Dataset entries
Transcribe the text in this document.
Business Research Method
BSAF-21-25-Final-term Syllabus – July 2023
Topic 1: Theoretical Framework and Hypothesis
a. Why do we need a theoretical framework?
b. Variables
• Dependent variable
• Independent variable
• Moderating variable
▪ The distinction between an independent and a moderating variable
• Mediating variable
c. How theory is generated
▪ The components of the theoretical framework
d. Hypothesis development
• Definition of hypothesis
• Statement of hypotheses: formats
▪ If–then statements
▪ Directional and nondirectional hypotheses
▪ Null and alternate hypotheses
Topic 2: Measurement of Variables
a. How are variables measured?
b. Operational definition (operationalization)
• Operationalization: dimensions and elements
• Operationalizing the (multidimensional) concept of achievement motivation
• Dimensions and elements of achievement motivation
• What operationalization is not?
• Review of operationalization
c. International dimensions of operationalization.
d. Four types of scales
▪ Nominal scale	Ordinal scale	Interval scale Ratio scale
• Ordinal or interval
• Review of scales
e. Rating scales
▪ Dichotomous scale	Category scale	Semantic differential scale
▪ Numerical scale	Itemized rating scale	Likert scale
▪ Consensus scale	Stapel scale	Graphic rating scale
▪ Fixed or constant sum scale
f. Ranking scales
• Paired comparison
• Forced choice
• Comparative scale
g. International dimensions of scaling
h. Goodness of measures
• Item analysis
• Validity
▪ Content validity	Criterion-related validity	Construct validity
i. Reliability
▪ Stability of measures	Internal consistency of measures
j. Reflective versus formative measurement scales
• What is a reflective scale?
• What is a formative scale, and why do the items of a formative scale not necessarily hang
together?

Exercise task | In the entries above, find every line with the word "motivation" and list it.

Solution to the problem |
• Operationalizing the (multidimensional) concept of achievement motivation
• Dimensions and elements of achievement motivation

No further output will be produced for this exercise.